Your goal. Write out every entry, unchanged. Skip any picture.

Excerpt from a dataset

^^^^

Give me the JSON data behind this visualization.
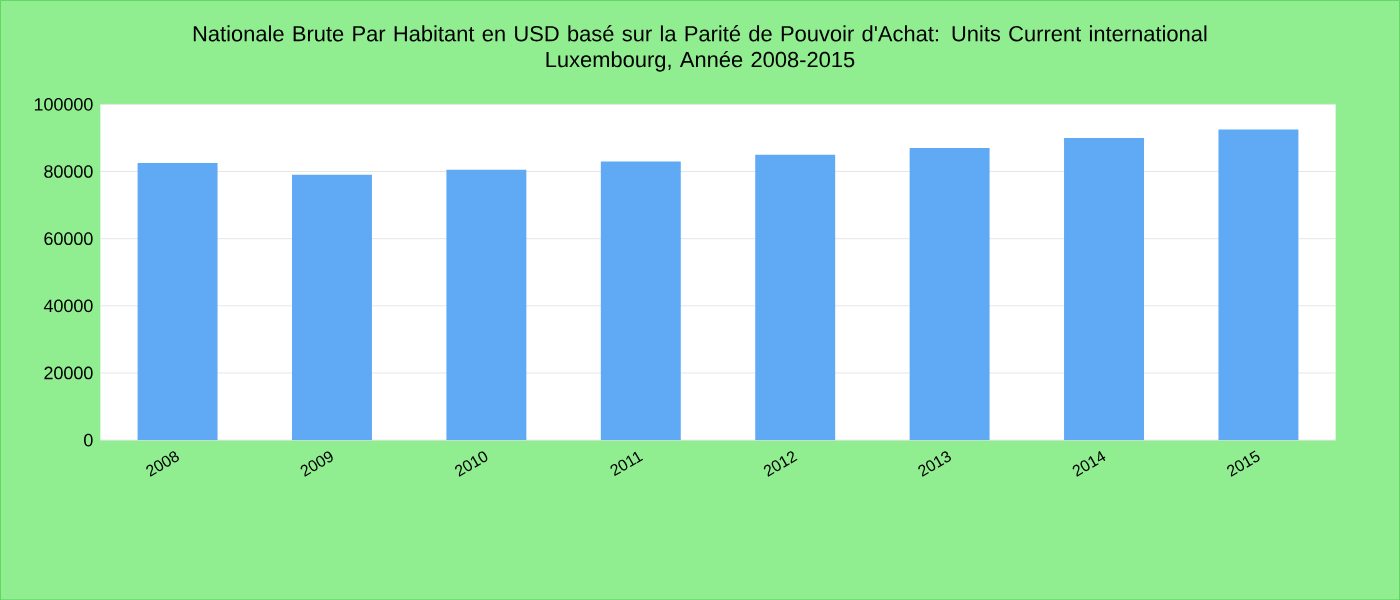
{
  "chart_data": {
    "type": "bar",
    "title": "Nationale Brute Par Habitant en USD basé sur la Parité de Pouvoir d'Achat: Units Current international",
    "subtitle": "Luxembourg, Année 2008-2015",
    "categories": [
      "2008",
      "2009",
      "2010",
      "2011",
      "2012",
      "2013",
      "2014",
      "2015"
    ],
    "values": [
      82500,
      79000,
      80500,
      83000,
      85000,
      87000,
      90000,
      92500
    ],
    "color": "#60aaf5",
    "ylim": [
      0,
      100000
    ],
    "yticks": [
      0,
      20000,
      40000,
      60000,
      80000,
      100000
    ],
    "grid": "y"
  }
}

^^^^

Task response.
Give me the JSON data behind this visualization.
{
  "chart_data": {
    "type": "bar",
    "title": "Nationale Brute Par Habitant en USD basé sur la Parité de Pouvoir d'Achat: Units Current international",
    "subtitle": "Luxembourg, Année 2008-2015",
    "categories": [
      "2008",
      "2009",
      "2010",
      "2011",
      "2012",
      "2013",
      "2014",
      "2015"
    ],
    "values": [
      82500,
      79000,
      80500,
      83000,
      85000,
      87000,
      90000,
      92500
    ],
    "color": "#60aaf5",
    "ylim": [
      0,
      100000
    ],
    "yticks": [
      0,
      20000,
      40000,
      60000,
      80000,
      100000
    ],
    "grid": "y"
  }
}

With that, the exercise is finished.